• _What is expected_: Copy out every line of the items below, swapping "piece-character" for "piece-glyph" and leaving everything else the same. Omit the pictures.

• _Entries_:
— start —

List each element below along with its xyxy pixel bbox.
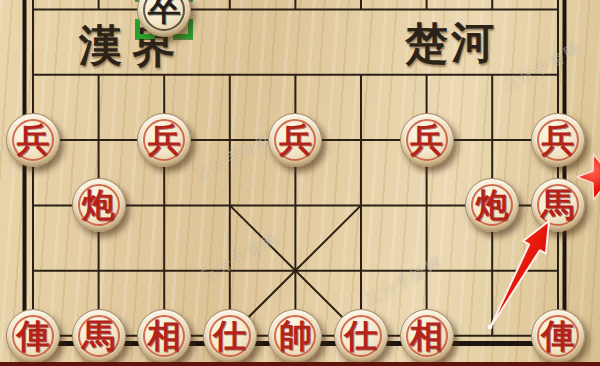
piece-character: 俥 [532,310,584,362]
piece-character: 馬 [73,310,125,362]
piece-character: 相 [138,310,190,362]
piece-character: 帥 [269,310,321,362]
piece-red-horse[interactable]: 馬 [531,178,585,232]
piece-red-cannon[interactable]: 炮 [72,178,126,232]
piece-character: 炮 [73,179,125,231]
piece-character: 馬 [532,179,584,231]
piece-character: 卒 [138,0,190,36]
xiangqi-board[interactable]: 漢 界 楚 河 三分手游网 三分手游网 三分手游网 三分手游网 卒兵兵兵兵兵炮炮… [0,0,600,366]
piece-red-elephant[interactable]: 相 [137,309,191,363]
piece-red-advisor[interactable]: 仕 [203,309,257,363]
river-text-he: 河 [451,21,494,64]
piece-character: 兵 [532,114,584,166]
piece-character: 兵 [401,114,453,166]
piece-character: 仕 [204,310,256,362]
piece-red-chariot[interactable]: 俥 [6,309,60,363]
piece-character: 兵 [7,114,59,166]
piece-character: 相 [401,310,453,362]
river-text-han: 漢 [79,24,122,67]
piece-red-cannon[interactable]: 炮 [465,178,519,232]
piece-red-soldier[interactable]: 兵 [531,113,585,167]
piece-character: 炮 [466,179,518,231]
piece-red-advisor[interactable]: 仕 [334,309,388,363]
bottom-edge-strip [0,362,600,366]
piece-red-chariot[interactable]: 俥 [531,309,585,363]
piece-red-soldier[interactable]: 兵 [268,113,322,167]
piece-red-elephant[interactable]: 相 [400,309,454,363]
piece-character: 兵 [138,114,190,166]
piece-red-soldier[interactable]: 兵 [6,113,60,167]
piece-black-soldier[interactable]: 卒 [137,0,191,37]
piece-red-soldier[interactable]: 兵 [400,113,454,167]
piece-character: 俥 [7,310,59,362]
piece-red-horse[interactable]: 馬 [72,309,126,363]
piece-red-general[interactable]: 帥 [268,309,322,363]
piece-character: 兵 [269,114,321,166]
piece-character: 仕 [335,310,387,362]
river-text-chu: 楚 [405,22,448,65]
piece-red-soldier[interactable]: 兵 [137,113,191,167]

— end —

• _Solution to this exercise_:
List each element below along with its xyxy pixel bbox.
piece-glyph: 俥 [532,310,584,362]
piece-glyph: 馬 [73,310,125,362]
piece-glyph: 相 [138,310,190,362]
piece-glyph: 帥 [269,310,321,362]
piece-red-horse[interactable]: 馬 [531,178,585,232]
piece-red-cannon[interactable]: 炮 [72,178,126,232]
piece-glyph: 炮 [73,179,125,231]
piece-glyph: 馬 [532,179,584,231]
piece-glyph: 卒 [138,0,190,36]
xiangqi-board[interactable]: 漢 界 楚 河 三分手游网 三分手游网 三分手游网 三分手游网 卒兵兵兵兵兵炮炮… [0,0,600,366]
piece-red-elephant[interactable]: 相 [137,309,191,363]
piece-red-advisor[interactable]: 仕 [203,309,257,363]
river-text-he: 河 [451,21,494,64]
piece-glyph: 兵 [532,114,584,166]
piece-glyph: 兵 [401,114,453,166]
piece-glyph: 仕 [204,310,256,362]
piece-red-chariot[interactable]: 俥 [6,309,60,363]
piece-glyph: 兵 [7,114,59,166]
piece-glyph: 相 [401,310,453,362]
river-text-han: 漢 [79,24,122,67]
piece-red-cannon[interactable]: 炮 [465,178,519,232]
piece-red-soldier[interactable]: 兵 [531,113,585,167]
piece-glyph: 炮 [466,179,518,231]
piece-red-advisor[interactable]: 仕 [334,309,388,363]
bottom-edge-strip [0,362,600,366]
piece-red-chariot[interactable]: 俥 [531,309,585,363]
piece-red-soldier[interactable]: 兵 [268,113,322,167]
piece-red-elephant[interactable]: 相 [400,309,454,363]
piece-glyph: 兵 [138,114,190,166]
piece-red-soldier[interactable]: 兵 [6,113,60,167]
piece-black-soldier[interactable]: 卒 [137,0,191,37]
piece-red-soldier[interactable]: 兵 [400,113,454,167]
piece-glyph: 俥 [7,310,59,362]
piece-red-horse[interactable]: 馬 [72,309,126,363]
piece-red-general[interactable]: 帥 [268,309,322,363]
piece-glyph: 兵 [269,114,321,166]
piece-glyph: 仕 [335,310,387,362]
river-text-chu: 楚 [405,22,448,65]
piece-red-soldier[interactable]: 兵 [137,113,191,167]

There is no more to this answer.